>> begin

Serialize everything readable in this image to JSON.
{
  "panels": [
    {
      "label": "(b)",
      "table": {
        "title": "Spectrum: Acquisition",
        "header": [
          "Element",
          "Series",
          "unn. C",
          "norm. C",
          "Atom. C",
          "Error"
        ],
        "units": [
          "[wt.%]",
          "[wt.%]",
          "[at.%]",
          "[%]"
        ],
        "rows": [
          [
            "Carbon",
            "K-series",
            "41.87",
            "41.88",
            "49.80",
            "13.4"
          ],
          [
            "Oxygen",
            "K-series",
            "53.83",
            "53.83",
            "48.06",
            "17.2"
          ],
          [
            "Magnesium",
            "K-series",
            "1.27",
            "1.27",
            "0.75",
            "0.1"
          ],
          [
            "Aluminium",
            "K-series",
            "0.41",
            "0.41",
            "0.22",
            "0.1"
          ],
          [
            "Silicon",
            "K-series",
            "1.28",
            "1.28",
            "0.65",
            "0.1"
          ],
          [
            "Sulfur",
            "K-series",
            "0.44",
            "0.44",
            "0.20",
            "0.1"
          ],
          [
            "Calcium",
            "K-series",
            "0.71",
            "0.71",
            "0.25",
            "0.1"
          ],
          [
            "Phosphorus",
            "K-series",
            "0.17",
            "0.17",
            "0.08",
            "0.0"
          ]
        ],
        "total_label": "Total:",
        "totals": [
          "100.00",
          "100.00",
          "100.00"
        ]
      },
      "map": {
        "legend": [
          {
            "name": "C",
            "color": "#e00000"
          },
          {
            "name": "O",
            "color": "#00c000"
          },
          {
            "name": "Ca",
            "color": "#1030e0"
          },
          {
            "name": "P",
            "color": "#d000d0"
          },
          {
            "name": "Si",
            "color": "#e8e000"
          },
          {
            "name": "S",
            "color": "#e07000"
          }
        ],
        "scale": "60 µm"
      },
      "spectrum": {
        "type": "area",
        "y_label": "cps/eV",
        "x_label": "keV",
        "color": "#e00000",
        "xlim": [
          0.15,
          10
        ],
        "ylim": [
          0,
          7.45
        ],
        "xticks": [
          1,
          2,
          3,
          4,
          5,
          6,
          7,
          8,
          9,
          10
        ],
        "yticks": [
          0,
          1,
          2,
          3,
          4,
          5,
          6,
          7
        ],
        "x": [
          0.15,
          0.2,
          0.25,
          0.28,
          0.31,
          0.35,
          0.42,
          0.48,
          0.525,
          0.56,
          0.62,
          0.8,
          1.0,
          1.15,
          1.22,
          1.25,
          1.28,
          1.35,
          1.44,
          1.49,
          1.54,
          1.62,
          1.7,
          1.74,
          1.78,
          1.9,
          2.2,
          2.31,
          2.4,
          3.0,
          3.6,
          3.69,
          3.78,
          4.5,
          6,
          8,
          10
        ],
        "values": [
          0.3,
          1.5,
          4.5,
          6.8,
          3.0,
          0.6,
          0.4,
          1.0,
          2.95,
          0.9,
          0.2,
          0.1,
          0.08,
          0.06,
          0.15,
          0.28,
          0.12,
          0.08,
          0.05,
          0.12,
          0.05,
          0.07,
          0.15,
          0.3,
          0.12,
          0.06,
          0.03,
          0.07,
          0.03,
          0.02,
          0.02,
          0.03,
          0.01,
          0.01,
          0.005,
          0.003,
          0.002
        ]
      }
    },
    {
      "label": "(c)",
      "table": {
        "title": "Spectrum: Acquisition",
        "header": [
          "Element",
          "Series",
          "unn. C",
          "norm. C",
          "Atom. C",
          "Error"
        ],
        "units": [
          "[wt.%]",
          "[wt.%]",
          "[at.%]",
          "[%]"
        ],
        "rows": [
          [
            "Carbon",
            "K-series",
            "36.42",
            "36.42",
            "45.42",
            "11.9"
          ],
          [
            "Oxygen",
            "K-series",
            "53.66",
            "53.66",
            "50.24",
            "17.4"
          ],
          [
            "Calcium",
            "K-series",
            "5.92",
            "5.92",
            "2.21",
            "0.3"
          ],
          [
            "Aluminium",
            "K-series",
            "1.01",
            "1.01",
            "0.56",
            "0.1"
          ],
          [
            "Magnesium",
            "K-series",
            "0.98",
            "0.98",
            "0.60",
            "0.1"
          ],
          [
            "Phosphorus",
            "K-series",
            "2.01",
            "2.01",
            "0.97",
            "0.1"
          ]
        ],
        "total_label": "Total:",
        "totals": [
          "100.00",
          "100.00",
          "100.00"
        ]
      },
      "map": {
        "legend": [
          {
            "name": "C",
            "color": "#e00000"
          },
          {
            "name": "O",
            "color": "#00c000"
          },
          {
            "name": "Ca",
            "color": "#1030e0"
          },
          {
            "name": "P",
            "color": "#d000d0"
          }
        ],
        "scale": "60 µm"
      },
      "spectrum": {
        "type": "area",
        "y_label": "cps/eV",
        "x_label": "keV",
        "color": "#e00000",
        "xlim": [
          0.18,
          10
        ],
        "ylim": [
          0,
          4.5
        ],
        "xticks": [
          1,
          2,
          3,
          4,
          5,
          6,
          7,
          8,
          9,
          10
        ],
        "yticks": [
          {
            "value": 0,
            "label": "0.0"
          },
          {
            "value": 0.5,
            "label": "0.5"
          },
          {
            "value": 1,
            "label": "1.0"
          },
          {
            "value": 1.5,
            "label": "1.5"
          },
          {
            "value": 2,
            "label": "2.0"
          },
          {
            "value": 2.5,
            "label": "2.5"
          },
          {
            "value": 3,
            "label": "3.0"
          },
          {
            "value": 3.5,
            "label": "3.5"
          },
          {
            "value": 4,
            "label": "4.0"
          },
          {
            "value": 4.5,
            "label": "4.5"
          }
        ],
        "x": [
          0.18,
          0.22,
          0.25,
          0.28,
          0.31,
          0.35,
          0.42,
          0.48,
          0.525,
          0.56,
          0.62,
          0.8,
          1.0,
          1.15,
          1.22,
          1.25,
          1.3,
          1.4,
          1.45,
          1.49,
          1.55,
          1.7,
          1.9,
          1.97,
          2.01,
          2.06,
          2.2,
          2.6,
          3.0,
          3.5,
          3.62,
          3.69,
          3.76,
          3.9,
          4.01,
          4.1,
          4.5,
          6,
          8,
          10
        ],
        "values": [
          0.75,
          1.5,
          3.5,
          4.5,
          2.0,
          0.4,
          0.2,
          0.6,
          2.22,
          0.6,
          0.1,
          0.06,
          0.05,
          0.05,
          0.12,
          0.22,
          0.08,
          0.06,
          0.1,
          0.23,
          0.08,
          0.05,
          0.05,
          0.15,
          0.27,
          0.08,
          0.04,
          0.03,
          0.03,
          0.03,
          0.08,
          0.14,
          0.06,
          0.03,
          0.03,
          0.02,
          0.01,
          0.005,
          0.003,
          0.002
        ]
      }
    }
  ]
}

>> end

[GIVEN TASK] Without changing a word, restate the whole listing.

[WRITTEN REPLY]
Serialize everything readable in this image to JSON.
{
  "panels": [
    {
      "label": "(b)",
      "table": {
        "title": "Spectrum: Acquisition",
        "header": [
          "Element",
          "Series",
          "unn. C",
          "norm. C",
          "Atom. C",
          "Error"
        ],
        "units": [
          "[wt.%]",
          "[wt.%]",
          "[at.%]",
          "[%]"
        ],
        "rows": [
          [
            "Carbon",
            "K-series",
            "41.87",
            "41.88",
            "49.80",
            "13.4"
          ],
          [
            "Oxygen",
            "K-series",
            "53.83",
            "53.83",
            "48.06",
            "17.2"
          ],
          [
            "Magnesium",
            "K-series",
            "1.27",
            "1.27",
            "0.75",
            "0.1"
          ],
          [
            "Aluminium",
            "K-series",
            "0.41",
            "0.41",
            "0.22",
            "0.1"
          ],
          [
            "Silicon",
            "K-series",
            "1.28",
            "1.28",
            "0.65",
            "0.1"
          ],
          [
            "Sulfur",
            "K-series",
            "0.44",
            "0.44",
            "0.20",
            "0.1"
          ],
          [
            "Calcium",
            "K-series",
            "0.71",
            "0.71",
            "0.25",
            "0.1"
          ],
          [
            "Phosphorus",
            "K-series",
            "0.17",
            "0.17",
            "0.08",
            "0.0"
          ]
        ],
        "total_label": "Total:",
        "totals": [
          "100.00",
          "100.00",
          "100.00"
        ]
      },
      "map": {
        "legend": [
          {
            "name": "C",
            "color": "#e00000"
          },
          {
            "name": "O",
            "color": "#00c000"
          },
          {
            "name": "Ca",
            "color": "#1030e0"
          },
          {
            "name": "P",
            "color": "#d000d0"
          },
          {
            "name": "Si",
            "color": "#e8e000"
          },
          {
            "name": "S",
            "color": "#e07000"
          }
        ],
        "scale": "60 µm"
      },
      "spectrum": {
        "type": "area",
        "y_label": "cps/eV",
        "x_label": "keV",
        "color": "#e00000",
        "xlim": [
          0.15,
          10
        ],
        "ylim": [
          0,
          7.45
        ],
        "xticks": [
          1,
          2,
          3,
          4,
          5,
          6,
          7,
          8,
          9,
          10
        ],
        "yticks": [
          0,
          1,
          2,
          3,
          4,
          5,
          6,
          7
        ],
        "x": [
          0.15,
          0.2,
          0.25,
          0.28,
          0.31,
          0.35,
          0.42,
          0.48,
          0.525,
          0.56,
          0.62,
          0.8,
          1.0,
          1.15,
          1.22,
          1.25,
          1.28,
          1.35,
          1.44,
          1.49,
          1.54,
          1.62,
          1.7,
          1.74,
          1.78,
          1.9,
          2.2,
          2.31,
          2.4,
          3.0,
          3.6,
          3.69,
          3.78,
          4.5,
          6,
          8,
          10
        ],
        "values": [
          0.3,
          1.5,
          4.5,
          6.8,
          3.0,
          0.6,
          0.4,
          1.0,
          2.95,
          0.9,
          0.2,
          0.1,
          0.08,
          0.06,
          0.15,
          0.28,
          0.12,
          0.08,
          0.05,
          0.12,
          0.05,
          0.07,
          0.15,
          0.3,
          0.12,
          0.06,
          0.03,
          0.07,
          0.03,
          0.02,
          0.02,
          0.03,
          0.01,
          0.01,
          0.005,
          0.003,
          0.002
        ]
      }
    },
    {
      "label": "(c)",
      "table": {
        "title": "Spectrum: Acquisition",
        "header": [
          "Element",
          "Series",
          "unn. C",
          "norm. C",
          "Atom. C",
          "Error"
        ],
        "units": [
          "[wt.%]",
          "[wt.%]",
          "[at.%]",
          "[%]"
        ],
        "rows": [
          [
            "Carbon",
            "K-series",
            "36.42",
            "36.42",
            "45.42",
            "11.9"
          ],
          [
            "Oxygen",
            "K-series",
            "53.66",
            "53.66",
            "50.24",
            "17.4"
          ],
          [
            "Calcium",
            "K-series",
            "5.92",
            "5.92",
            "2.21",
            "0.3"
          ],
          [
            "Aluminium",
            "K-series",
            "1.01",
            "1.01",
            "0.56",
            "0.1"
          ],
          [
            "Magnesium",
            "K-series",
            "0.98",
            "0.98",
            "0.60",
            "0.1"
          ],
          [
            "Phosphorus",
            "K-series",
            "2.01",
            "2.01",
            "0.97",
            "0.1"
          ]
        ],
        "total_label": "Total:",
        "totals": [
          "100.00",
          "100.00",
          "100.00"
        ]
      },
      "map": {
        "legend": [
          {
            "name": "C",
            "color": "#e00000"
          },
          {
            "name": "O",
            "color": "#00c000"
          },
          {
            "name": "Ca",
            "color": "#1030e0"
          },
          {
            "name": "P",
            "color": "#d000d0"
          }
        ],
        "scale": "60 µm"
      },
      "spectrum": {
        "type": "area",
        "y_label": "cps/eV",
        "x_label": "keV",
        "color": "#e00000",
        "xlim": [
          0.18,
          10
        ],
        "ylim": [
          0,
          4.5
        ],
        "xticks": [
          1,
          2,
          3,
          4,
          5,
          6,
          7,
          8,
          9,
          10
        ],
        "yticks": [
          {
            "value": 0,
            "label": "0.0"
          },
          {
            "value": 0.5,
            "label": "0.5"
          },
          {
            "value": 1,
            "label": "1.0"
          },
          {
            "value": 1.5,
            "label": "1.5"
          },
          {
            "value": 2,
            "label": "2.0"
          },
          {
            "value": 2.5,
            "label": "2.5"
          },
          {
            "value": 3,
            "label": "3.0"
          },
          {
            "value": 3.5,
            "label": "3.5"
          },
          {
            "value": 4,
            "label": "4.0"
          },
          {
            "value": 4.5,
            "label": "4.5"
          }
        ],
        "x": [
          0.18,
          0.22,
          0.25,
          0.28,
          0.31,
          0.35,
          0.42,
          0.48,
          0.525,
          0.56,
          0.62,
          0.8,
          1.0,
          1.15,
          1.22,
          1.25,
          1.3,
          1.4,
          1.45,
          1.49,
          1.55,
          1.7,
          1.9,
          1.97,
          2.01,
          2.06,
          2.2,
          2.6,
          3.0,
          3.5,
          3.62,
          3.69,
          3.76,
          3.9,
          4.01,
          4.1,
          4.5,
          6,
          8,
          10
        ],
        "values": [
          0.75,
          1.5,
          3.5,
          4.5,
          2.0,
          0.4,
          0.2,
          0.6,
          2.22,
          0.6,
          0.1,
          0.06,
          0.05,
          0.05,
          0.12,
          0.22,
          0.08,
          0.06,
          0.1,
          0.23,
          0.08,
          0.05,
          0.05,
          0.15,
          0.27,
          0.08,
          0.04,
          0.03,
          0.03,
          0.03,
          0.08,
          0.14,
          0.06,
          0.03,
          0.03,
          0.02,
          0.01,
          0.005,
          0.003,
          0.002
        ]
      }
    }
  ]
}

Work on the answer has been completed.